**Aim:** Collect every line of the records below that contains the word "JSON".

**Supplied material:**
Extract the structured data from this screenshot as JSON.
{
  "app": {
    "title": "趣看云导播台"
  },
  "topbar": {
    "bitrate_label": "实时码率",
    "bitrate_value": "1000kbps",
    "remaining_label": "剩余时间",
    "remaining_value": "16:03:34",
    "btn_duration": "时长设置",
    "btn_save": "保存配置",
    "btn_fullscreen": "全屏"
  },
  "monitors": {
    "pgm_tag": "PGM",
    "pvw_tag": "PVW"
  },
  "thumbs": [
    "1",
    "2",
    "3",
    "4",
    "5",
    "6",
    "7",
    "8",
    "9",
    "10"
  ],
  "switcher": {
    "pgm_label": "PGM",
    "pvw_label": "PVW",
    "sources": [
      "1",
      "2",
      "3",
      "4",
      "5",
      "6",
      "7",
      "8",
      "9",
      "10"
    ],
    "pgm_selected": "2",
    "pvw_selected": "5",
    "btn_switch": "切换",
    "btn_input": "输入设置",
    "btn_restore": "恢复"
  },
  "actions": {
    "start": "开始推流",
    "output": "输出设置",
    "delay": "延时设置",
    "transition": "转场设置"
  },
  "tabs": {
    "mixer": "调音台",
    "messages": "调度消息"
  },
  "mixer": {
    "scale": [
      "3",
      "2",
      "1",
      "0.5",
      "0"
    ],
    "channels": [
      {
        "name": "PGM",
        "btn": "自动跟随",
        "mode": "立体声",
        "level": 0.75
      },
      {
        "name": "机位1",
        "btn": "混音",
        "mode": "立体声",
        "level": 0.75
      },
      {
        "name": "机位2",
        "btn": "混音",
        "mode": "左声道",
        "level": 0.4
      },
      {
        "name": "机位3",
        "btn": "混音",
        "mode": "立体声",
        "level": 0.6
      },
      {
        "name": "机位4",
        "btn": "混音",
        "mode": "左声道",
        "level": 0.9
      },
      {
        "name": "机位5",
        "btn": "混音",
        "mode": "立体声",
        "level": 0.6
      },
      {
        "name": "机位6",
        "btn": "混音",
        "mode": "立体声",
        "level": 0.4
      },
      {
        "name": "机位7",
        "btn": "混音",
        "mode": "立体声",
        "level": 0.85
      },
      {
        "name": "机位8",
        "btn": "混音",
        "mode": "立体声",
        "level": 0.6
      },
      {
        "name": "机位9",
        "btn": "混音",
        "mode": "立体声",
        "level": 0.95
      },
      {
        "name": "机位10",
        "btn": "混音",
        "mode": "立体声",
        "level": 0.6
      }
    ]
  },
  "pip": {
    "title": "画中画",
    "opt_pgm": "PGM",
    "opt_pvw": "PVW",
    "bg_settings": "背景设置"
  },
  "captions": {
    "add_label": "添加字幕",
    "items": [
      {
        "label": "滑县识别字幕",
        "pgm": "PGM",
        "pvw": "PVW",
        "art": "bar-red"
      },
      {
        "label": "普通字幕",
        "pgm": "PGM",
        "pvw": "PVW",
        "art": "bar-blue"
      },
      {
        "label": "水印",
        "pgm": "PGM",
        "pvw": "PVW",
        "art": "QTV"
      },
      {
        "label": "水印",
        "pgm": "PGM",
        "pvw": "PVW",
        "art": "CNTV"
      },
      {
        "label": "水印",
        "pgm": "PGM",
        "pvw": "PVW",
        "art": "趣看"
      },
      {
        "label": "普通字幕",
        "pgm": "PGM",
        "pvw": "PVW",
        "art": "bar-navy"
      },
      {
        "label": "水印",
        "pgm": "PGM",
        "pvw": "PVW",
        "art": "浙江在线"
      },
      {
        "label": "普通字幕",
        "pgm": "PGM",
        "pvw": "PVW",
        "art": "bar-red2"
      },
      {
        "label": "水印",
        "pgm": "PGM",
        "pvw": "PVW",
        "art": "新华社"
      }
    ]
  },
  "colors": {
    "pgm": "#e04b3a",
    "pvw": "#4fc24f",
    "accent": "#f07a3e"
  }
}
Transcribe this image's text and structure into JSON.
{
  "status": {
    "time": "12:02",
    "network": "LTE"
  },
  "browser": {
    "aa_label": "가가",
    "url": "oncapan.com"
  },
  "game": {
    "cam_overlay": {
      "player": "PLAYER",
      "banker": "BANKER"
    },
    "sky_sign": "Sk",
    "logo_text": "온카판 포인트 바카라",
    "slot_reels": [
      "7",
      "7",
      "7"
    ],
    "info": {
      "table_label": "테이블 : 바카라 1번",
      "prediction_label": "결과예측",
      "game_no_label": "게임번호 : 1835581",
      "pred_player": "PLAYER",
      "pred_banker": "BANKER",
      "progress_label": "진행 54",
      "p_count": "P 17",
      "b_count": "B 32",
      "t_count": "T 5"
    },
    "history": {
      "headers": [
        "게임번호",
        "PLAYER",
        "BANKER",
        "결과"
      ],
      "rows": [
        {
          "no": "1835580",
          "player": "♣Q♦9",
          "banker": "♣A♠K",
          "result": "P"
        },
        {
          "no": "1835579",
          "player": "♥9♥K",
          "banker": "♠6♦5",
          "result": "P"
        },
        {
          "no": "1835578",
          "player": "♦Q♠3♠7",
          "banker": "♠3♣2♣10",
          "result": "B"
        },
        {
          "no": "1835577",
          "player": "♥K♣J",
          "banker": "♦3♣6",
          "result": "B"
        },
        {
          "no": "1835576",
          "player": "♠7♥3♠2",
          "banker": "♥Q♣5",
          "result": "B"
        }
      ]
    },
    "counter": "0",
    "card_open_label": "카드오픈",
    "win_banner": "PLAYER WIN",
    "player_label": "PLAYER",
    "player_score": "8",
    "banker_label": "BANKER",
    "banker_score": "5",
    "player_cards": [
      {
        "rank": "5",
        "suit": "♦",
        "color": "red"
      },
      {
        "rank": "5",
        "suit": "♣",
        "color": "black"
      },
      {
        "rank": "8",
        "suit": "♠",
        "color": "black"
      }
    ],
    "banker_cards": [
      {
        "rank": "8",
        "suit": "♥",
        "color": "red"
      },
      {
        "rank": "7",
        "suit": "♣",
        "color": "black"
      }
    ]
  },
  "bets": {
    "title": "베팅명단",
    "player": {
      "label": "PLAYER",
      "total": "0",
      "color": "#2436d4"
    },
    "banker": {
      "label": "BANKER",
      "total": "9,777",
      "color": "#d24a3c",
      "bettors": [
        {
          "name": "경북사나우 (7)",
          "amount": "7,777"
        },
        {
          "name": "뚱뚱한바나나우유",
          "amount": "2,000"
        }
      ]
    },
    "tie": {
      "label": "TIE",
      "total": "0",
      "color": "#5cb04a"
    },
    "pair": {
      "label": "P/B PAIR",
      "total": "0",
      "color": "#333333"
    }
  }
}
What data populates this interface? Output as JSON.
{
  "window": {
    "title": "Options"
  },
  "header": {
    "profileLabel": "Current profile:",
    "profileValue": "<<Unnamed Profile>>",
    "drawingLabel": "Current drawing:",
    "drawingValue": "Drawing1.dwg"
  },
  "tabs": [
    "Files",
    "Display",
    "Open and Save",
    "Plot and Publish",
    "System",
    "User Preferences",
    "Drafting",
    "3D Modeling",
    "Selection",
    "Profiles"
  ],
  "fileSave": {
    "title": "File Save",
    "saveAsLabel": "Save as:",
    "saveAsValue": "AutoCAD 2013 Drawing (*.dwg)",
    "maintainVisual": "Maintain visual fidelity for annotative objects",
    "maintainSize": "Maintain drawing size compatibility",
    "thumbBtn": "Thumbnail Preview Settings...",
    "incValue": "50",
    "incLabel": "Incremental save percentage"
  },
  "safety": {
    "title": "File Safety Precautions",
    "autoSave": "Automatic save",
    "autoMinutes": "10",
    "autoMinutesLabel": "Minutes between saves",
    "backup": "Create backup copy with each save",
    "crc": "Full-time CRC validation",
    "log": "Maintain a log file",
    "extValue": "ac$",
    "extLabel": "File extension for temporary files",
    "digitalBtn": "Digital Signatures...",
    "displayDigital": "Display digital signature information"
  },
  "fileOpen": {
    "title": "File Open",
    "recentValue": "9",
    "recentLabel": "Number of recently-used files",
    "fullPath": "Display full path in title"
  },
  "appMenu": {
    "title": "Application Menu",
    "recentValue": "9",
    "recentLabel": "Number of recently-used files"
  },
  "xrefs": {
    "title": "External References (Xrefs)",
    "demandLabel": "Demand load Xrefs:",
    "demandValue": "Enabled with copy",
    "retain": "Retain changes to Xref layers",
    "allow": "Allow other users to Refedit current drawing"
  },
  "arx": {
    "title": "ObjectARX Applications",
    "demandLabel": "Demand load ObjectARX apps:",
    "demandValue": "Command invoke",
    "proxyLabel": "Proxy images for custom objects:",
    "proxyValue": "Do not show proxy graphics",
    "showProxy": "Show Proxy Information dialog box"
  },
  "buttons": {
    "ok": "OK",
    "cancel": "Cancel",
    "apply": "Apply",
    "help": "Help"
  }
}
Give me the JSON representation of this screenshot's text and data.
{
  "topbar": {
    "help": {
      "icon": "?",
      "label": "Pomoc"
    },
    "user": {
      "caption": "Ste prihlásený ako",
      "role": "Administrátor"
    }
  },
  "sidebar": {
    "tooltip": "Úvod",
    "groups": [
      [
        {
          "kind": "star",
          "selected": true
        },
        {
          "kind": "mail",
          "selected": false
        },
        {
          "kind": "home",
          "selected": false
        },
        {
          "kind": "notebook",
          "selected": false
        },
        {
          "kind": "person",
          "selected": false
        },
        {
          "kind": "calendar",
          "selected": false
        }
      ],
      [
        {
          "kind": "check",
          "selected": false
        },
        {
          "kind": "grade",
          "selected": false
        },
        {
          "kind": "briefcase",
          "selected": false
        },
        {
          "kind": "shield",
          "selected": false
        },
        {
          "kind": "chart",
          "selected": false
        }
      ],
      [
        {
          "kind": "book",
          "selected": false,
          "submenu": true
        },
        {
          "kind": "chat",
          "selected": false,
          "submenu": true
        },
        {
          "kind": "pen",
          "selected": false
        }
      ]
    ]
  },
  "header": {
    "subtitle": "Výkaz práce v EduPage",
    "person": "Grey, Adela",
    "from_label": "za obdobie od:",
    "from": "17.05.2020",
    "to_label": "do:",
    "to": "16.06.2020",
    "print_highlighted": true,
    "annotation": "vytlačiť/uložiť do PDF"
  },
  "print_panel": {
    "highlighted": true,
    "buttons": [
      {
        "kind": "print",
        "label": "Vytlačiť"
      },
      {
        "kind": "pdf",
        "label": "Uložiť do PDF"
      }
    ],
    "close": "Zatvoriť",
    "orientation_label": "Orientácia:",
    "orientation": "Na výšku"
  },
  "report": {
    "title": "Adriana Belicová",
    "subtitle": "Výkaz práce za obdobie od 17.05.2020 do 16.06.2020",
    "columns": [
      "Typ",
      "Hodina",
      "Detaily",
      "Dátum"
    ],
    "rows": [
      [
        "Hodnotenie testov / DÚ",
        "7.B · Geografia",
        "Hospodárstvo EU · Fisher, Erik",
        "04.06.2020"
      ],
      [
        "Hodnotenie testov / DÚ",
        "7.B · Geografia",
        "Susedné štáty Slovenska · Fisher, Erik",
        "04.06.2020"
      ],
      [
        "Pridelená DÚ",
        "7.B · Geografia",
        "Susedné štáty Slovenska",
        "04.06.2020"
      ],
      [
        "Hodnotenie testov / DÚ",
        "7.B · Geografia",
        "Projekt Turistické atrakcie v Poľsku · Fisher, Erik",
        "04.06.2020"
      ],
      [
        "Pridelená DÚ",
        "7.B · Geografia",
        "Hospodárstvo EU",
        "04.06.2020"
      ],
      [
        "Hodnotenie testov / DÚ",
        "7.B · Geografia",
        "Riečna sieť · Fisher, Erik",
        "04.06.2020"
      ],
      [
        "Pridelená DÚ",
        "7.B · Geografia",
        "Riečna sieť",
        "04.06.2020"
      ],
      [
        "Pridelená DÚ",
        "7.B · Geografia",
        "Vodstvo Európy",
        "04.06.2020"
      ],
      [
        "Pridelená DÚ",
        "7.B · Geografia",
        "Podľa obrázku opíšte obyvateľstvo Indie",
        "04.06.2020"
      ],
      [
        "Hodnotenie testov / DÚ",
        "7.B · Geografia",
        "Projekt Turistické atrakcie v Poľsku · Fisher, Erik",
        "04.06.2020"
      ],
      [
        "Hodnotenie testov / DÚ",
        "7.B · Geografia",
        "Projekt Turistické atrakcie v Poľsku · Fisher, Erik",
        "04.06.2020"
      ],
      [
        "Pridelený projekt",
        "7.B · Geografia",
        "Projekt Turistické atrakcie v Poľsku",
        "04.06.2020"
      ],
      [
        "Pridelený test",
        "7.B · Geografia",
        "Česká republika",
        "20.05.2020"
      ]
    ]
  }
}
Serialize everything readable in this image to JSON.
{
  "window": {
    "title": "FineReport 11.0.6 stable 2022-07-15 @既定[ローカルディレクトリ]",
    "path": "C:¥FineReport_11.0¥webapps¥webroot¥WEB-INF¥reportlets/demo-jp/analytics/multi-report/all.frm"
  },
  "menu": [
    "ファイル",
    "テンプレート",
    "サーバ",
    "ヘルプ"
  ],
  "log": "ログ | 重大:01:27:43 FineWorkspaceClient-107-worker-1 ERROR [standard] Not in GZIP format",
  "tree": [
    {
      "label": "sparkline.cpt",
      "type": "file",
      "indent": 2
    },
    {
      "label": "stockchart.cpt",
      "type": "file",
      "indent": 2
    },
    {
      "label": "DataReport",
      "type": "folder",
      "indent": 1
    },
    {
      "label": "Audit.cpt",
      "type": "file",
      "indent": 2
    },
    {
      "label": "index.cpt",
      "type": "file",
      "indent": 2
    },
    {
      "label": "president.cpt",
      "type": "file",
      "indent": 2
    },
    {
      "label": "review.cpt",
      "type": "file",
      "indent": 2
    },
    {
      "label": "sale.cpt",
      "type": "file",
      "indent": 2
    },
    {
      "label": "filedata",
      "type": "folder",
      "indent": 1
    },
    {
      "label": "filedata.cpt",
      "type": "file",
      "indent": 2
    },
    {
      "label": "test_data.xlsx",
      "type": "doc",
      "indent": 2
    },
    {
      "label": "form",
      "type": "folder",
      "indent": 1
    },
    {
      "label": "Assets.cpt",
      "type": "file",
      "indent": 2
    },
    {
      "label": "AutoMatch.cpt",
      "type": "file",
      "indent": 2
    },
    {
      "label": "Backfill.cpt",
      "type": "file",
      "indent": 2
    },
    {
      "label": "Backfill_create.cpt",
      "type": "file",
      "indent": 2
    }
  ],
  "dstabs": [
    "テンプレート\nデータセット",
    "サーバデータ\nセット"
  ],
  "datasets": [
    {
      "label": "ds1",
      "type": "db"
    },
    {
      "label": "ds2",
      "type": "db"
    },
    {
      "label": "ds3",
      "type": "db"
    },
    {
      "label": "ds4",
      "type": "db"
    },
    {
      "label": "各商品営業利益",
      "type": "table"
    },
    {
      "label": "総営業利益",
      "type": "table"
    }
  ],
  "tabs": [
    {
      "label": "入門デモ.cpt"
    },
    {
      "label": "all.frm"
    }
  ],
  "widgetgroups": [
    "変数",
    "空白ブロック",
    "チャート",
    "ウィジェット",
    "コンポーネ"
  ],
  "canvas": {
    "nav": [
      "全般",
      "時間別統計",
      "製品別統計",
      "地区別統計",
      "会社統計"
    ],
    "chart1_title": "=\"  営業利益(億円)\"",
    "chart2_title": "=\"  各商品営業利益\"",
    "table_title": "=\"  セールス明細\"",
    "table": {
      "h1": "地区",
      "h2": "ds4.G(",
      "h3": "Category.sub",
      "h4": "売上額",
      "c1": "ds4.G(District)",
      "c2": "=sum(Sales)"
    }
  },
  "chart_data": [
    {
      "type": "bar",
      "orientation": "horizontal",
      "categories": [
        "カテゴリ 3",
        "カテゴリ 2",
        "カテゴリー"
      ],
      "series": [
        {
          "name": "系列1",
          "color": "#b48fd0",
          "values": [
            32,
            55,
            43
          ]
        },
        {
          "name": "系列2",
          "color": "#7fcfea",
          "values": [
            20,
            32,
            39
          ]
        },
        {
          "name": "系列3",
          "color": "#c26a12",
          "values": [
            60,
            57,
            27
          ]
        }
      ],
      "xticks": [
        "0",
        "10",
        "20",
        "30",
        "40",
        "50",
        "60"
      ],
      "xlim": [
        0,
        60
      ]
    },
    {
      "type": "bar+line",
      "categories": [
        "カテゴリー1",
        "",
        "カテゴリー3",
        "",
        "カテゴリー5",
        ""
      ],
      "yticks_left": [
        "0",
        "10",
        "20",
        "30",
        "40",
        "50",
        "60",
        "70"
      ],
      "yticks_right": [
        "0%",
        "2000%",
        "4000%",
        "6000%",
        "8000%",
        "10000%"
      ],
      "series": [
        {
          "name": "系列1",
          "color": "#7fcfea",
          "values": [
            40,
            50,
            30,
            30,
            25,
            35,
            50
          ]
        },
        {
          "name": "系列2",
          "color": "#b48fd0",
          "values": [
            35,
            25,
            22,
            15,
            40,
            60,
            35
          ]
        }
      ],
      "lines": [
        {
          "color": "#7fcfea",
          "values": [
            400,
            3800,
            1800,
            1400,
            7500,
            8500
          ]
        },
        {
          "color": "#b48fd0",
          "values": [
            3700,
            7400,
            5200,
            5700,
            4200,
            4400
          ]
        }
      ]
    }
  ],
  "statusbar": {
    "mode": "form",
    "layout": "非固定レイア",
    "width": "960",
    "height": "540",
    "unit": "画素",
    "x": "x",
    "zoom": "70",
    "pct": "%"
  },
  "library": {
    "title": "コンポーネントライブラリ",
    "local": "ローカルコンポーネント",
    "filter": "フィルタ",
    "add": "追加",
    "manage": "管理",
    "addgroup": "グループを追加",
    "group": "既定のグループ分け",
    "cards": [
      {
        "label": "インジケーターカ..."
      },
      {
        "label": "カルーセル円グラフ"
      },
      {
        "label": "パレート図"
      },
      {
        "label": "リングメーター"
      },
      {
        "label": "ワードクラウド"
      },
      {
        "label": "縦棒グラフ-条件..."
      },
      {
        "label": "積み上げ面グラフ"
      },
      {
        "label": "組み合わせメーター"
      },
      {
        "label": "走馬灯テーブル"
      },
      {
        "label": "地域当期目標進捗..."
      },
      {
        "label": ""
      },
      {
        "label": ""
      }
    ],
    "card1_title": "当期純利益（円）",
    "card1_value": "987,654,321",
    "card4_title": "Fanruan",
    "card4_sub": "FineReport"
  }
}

**Solved exercise:**
Extract the structured data from this screenshot as JSON.
Transcribe this image's text and structure into JSON.
What data populates this interface? Output as JSON.
Give me the JSON representation of this screenshot's text and data.
Serialize everything readable in this image to JSON.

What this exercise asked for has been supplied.